• _TO DO_: Wherever the word "coast" turns up in a line of the entries, copy that line.

* START DATASET EXCERPTS *

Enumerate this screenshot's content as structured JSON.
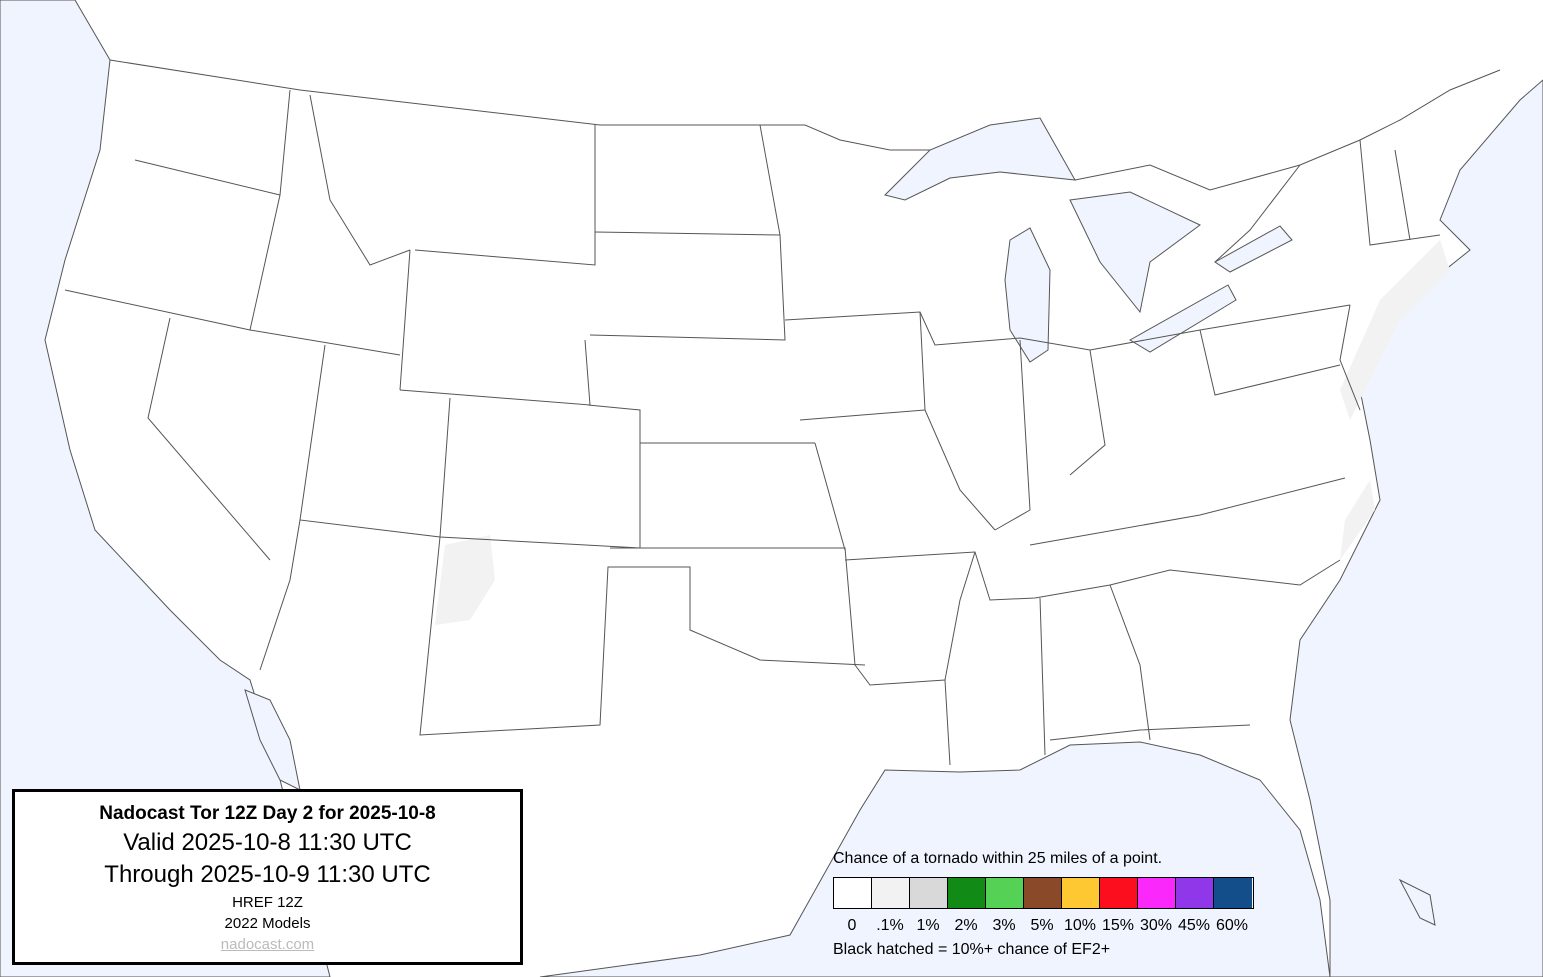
{
  "title_box": {
    "title": "Nadocast Tor 12Z Day 2 for 2025-10-8",
    "valid": "Valid 2025-10-8 11:30 UTC",
    "through": "Through 2025-10-9 11:30 UTC",
    "model": "HREF 12Z",
    "models_version": "2022 Models",
    "link": "nadocast.com"
  },
  "legend": {
    "caption": "Chance of a tornado within 25 miles of a point.",
    "bins": [
      {
        "label": "0",
        "color": "#ffffff"
      },
      {
        "label": ".1%",
        "color": "#f2f2f2"
      },
      {
        "label": "1%",
        "color": "#d9d9d9"
      },
      {
        "label": "2%",
        "color": "#118a16"
      },
      {
        "label": "3%",
        "color": "#55d155"
      },
      {
        "label": "5%",
        "color": "#8a4a2a"
      },
      {
        "label": "10%",
        "color": "#fec832"
      },
      {
        "label": "15%",
        "color": "#fc0e1e"
      },
      {
        "label": "30%",
        "color": "#fb28fb"
      },
      {
        "label": "45%",
        "color": "#9137ea"
      },
      {
        "label": "60%",
        "color": "#134e8a"
      }
    ],
    "note": "Black hatched = 10%+ chance of EF2+"
  },
  "map": {
    "water_color": "#eff4fe",
    "land_color": "#ffffff",
    "border_color": "#555555",
    "forecast_areas": [
      {
        "region": "eastern New Mexico",
        "bin": ".1%"
      },
      {
        "region": "Mid-Atlantic / Northeast coast",
        "bin": ".1%"
      },
      {
        "region": "Carolina coast",
        "bin": ".1%"
      }
    ]
  }
}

* END DATASET EXCERPTS *

• _RESPONSE FOR THIS EXERCISE_:
        "region": "Mid-Atlantic / Northeast coast",
        "region": "Carolina coast",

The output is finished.